*SET PROBLEM:*
Set down each record exactly as written.

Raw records
• • • • •

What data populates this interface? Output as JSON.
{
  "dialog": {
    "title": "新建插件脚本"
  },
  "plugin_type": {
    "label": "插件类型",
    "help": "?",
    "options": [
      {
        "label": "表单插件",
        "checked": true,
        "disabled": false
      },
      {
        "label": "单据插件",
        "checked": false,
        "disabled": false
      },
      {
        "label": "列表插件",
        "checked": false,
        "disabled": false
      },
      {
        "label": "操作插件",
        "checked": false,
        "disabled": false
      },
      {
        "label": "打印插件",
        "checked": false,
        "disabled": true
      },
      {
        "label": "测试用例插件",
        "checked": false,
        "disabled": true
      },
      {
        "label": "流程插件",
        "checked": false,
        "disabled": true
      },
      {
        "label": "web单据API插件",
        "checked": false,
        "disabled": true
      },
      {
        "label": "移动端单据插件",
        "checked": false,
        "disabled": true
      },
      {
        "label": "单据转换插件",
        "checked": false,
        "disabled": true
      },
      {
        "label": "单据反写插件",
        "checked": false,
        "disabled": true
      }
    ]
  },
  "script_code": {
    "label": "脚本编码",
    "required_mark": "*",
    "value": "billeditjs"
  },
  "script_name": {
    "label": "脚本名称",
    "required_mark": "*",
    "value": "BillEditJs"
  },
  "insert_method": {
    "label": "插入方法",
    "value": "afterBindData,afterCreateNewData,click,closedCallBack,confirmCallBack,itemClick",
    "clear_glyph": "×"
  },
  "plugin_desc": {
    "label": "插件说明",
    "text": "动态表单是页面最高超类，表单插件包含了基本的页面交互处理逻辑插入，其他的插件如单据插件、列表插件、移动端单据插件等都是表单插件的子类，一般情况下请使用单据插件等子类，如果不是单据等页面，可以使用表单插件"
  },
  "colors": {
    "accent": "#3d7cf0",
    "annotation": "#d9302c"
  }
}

• • • • •

*SOLUTION:*
What data populates this interface? Output as JSON.
{
  "dialog": {
    "title": "新建插件脚本"
  },
  "plugin_type": {
    "label": "插件类型",
    "help": "?",
    "options": [
      {
        "label": "表单插件",
        "checked": true,
        "disabled": false
      },
      {
        "label": "单据插件",
        "checked": false,
        "disabled": false
      },
      {
        "label": "列表插件",
        "checked": false,
        "disabled": false
      },
      {
        "label": "操作插件",
        "checked": false,
        "disabled": false
      },
      {
        "label": "打印插件",
        "checked": false,
        "disabled": true
      },
      {
        "label": "测试用例插件",
        "checked": false,
        "disabled": true
      },
      {
        "label": "流程插件",
        "checked": false,
        "disabled": true
      },
      {
        "label": "web单据API插件",
        "checked": false,
        "disabled": true
      },
      {
        "label": "移动端单据插件",
        "checked": false,
        "disabled": true
      },
      {
        "label": "单据转换插件",
        "checked": false,
        "disabled": true
      },
      {
        "label": "单据反写插件",
        "checked": false,
        "disabled": true
      }
    ]
  },
  "script_code": {
    "label": "脚本编码",
    "required_mark": "*",
    "value": "billeditjs"
  },
  "script_name": {
    "label": "脚本名称",
    "required_mark": "*",
    "value": "BillEditJs"
  },
  "insert_method": {
    "label": "插入方法",
    "value": "afterBindData,afterCreateNewData,click,closedCallBack,confirmCallBack,itemClick",
    "clear_glyph": "×"
  },
  "plugin_desc": {
    "label": "插件说明",
    "text": "动态表单是页面最高超类，表单插件包含了基本的页面交互处理逻辑插入，其他的插件如单据插件、列表插件、移动端单据插件等都是表单插件的子类，一般情况下请使用单据插件等子类，如果不是单据等页面，可以使用表单插件"
  },
  "colors": {
    "accent": "#3d7cf0",
    "annotation": "#d9302c"
  }
}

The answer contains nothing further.